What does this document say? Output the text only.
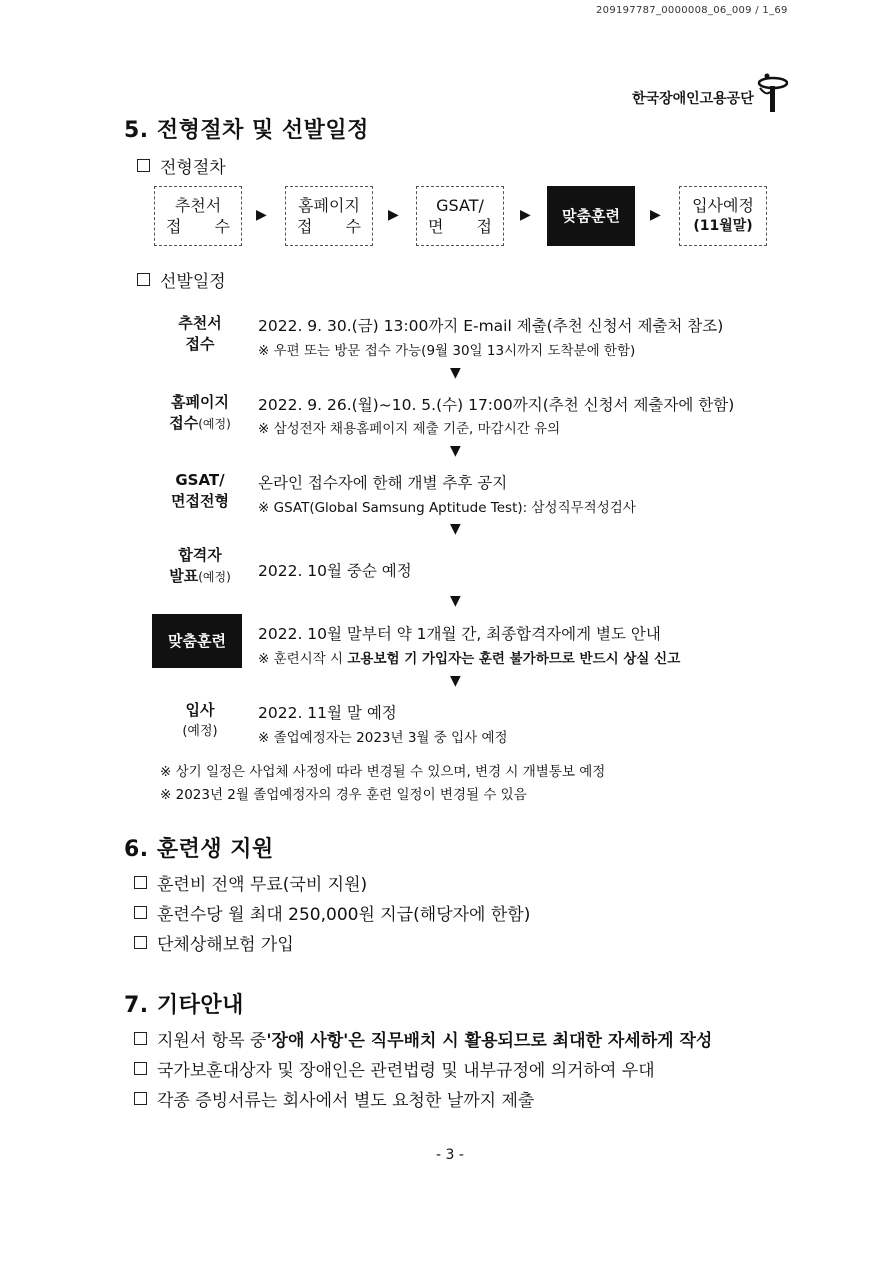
209197787_0000008_06_009 / 1_69
한국장애인고용공단
5. 전형절차 및 선발일정
전형절차
추천서
접 수
▶ 홈페이지
접 수
▶ GSAT/
면 접
▶ 맞춤훈련 ▶ 입사예정
(11월말)
선발일정
추천서
접수
2022. 9. 30.(금) 13:00까지 E-mail 제출(추천 신청서 제출처 참조)
※ 우편 또는 방문 접수 가능(9월 30일 13시까지 도착분에 한함)
▼
홈페이지
접수(예정)
2022. 9. 26.(월)~10. 5.(수) 17:00까지(추천 신청서 제출자에 한함)
※ 삼성전자 채용홈페이지 제출 기준, 마감시간 유의
▼
GSAT/
면접전형
온라인 접수자에 한해 개별 추후 공지
※ GSAT(Global Samsung Aptitude Test): 삼성직무적성검사
▼
합격자
발표(예정)	2022. 10월 중순 예정
▼
맞춤훈련	2022. 10월 말부터 약 1개월 간, 최종합격자에게 별도 안내
※ 훈련시작 시 고용보험 기 가입자는 훈련 불가하므로 반드시 상실 신고
▼
입사
(예정)
2022. 11월 말 예정
※ 졸업예정자는 2023년 3월 중 입사 예정
※ 상기 일정은 사업체 사정에 따라 변경될 수 있으며, 변경 시 개별통보 예정
※ 2023년 2월 졸업예정자의 경우 훈련 일정이 변경될 수 있음
6. 훈련생 지원
훈련비 전액 무료(국비 지원)
훈련수당 월 최대 250,000원 지급(해당자에 한함)
단체상해보험 가입
7. 기타안내
지원서 항목 중 '장애 사항'은 직무배치 시 활용되므로 최대한 자세하게 작성
국가보훈대상자 및 장애인은 관련법령 및 내부규정에 의거하여 우대
각종 증빙서류는 회사에서 별도 요청한 날까지 제출
- 3 -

● Work to complete
Quote the preceding listing precisely and completely, omitting its images.

● Expected answer
What does this document say? Output the text only.
209197787_0000008_06_009 / 1_69
한국장애인고용공단
5. 전형절차 및 선발일정
전형절차
추천서
접 수
▶ 홈페이지
접 수
▶ GSAT/
면 접
▶ 맞춤훈련 ▶ 입사예정
(11월말)
선발일정
추천서
접수
2022. 9. 30.(금) 13:00까지 E-mail 제출(추천 신청서 제출처 참조)
※ 우편 또는 방문 접수 가능(9월 30일 13시까지 도착분에 한함)
▼
홈페이지
접수(예정)
2022. 9. 26.(월)~10. 5.(수) 17:00까지(추천 신청서 제출자에 한함)
※ 삼성전자 채용홈페이지 제출 기준, 마감시간 유의
▼
GSAT/
면접전형
온라인 접수자에 한해 개별 추후 공지
※ GSAT(Global Samsung Aptitude Test): 삼성직무적성검사
▼
합격자
발표(예정)	2022. 10월 중순 예정
▼
맞춤훈련	2022. 10월 말부터 약 1개월 간, 최종합격자에게 별도 안내
※ 훈련시작 시 고용보험 기 가입자는 훈련 불가하므로 반드시 상실 신고
▼
입사
(예정)
2022. 11월 말 예정
※ 졸업예정자는 2023년 3월 중 입사 예정
※ 상기 일정은 사업체 사정에 따라 변경될 수 있으며, 변경 시 개별통보 예정
※ 2023년 2월 졸업예정자의 경우 훈련 일정이 변경될 수 있음
6. 훈련생 지원
훈련비 전액 무료(국비 지원)
훈련수당 월 최대 250,000원 지급(해당자에 한함)
단체상해보험 가입
7. 기타안내
지원서 항목 중 '장애 사항'은 직무배치 시 활용되므로 최대한 자세하게 작성
국가보훈대상자 및 장애인은 관련법령 및 내부규정에 의거하여 우대
각종 증빙서류는 회사에서 별도 요청한 날까지 제출
- 3 -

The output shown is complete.